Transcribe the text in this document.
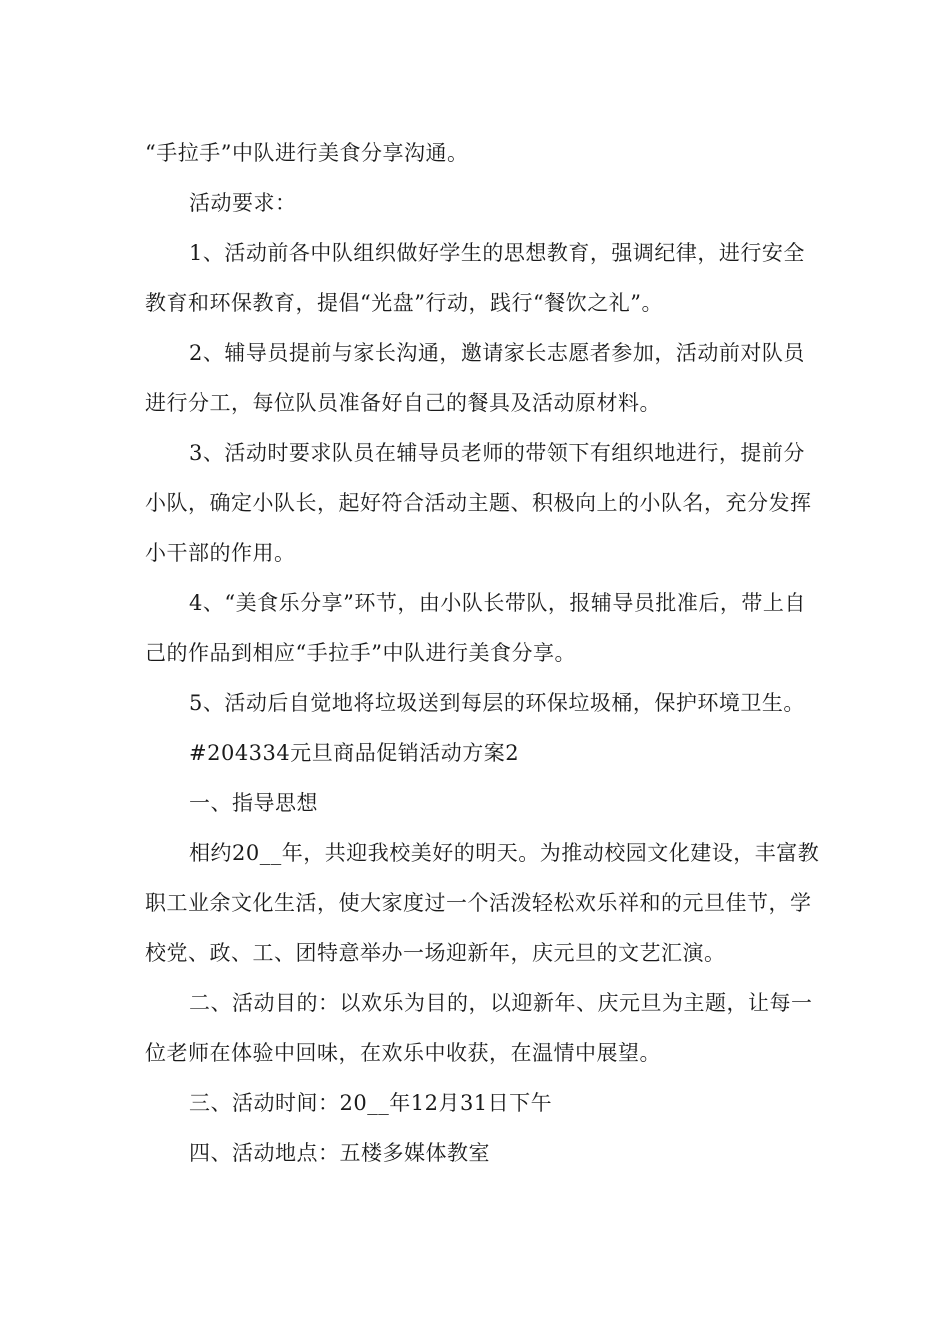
“手拉手”中队进行美食分享沟通。

活动要求：

1、活动前各中队组织做好学生的思想教育，强调纪律，进行安全教育和环保教育，提倡“光盘”行动，践行“餐饮之礼”。

2、辅导员提前与家长沟通，邀请家长志愿者参加，活动前对队员进行分工，每位队员准备好自己的餐具及活动原材料。

3、活动时要求队员在辅导员老师的带领下有组织地进行，提前分小队，确定小队长，起好符合活动主题、积极向上的小队名，充分发挥小干部的作用。

4、“美食乐分享”环节，由小队长带队，报辅导员批准后，带上自己的作品到相应“手拉手”中队进行美食分享。

5、活动后自觉地将垃圾送到每层的环保垃圾桶，保护环境卫生。

#204334元旦商品促销活动方案2

一、指导思想

相约20__年，共迎我校美好的明天。为推动校园文化建设，丰富教职工业余文化生活，使大家度过一个活泼轻松欢乐祥和的元旦佳节，学校党、政、工、团特意举办一场迎新年，庆元旦的文艺汇演。

二、活动目的：以欢乐为目的，以迎新年、庆元旦为主题，让每一位老师在体验中回味，在欢乐中收获，在温情中展望。

三、活动时间：20__年12月31日下午

四、活动地点：五楼多媒体教室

________

From the records given above, reproduce all text exactly and exclude each picture.

**FINISHED TASK**.
Transcribe the text in this document.
“手拉手”中队进行美食分享沟通。

活动要求：

1、活动前各中队组织做好学生的思想教育，强调纪律，进行安全教育和环保教育，提倡“光盘”行动，践行“餐饮之礼”。

2、辅导员提前与家长沟通，邀请家长志愿者参加，活动前对队员进行分工，每位队员准备好自己的餐具及活动原材料。

3、活动时要求队员在辅导员老师的带领下有组织地进行，提前分小队，确定小队长，起好符合活动主题、积极向上的小队名，充分发挥小干部的作用。

4、“美食乐分享”环节，由小队长带队，报辅导员批准后，带上自己的作品到相应“手拉手”中队进行美食分享。

5、活动后自觉地将垃圾送到每层的环保垃圾桶，保护环境卫生。

#204334元旦商品促销活动方案2

一、指导思想

相约20__年，共迎我校美好的明天。为推动校园文化建设，丰富教职工业余文化生活，使大家度过一个活泼轻松欢乐祥和的元旦佳节，学校党、政、工、团特意举办一场迎新年，庆元旦的文艺汇演。

二、活动目的：以欢乐为目的，以迎新年、庆元旦为主题，让每一位老师在体验中回味，在欢乐中收获，在温情中展望。

三、活动时间：20__年12月31日下午

四、活动地点：五楼多媒体教室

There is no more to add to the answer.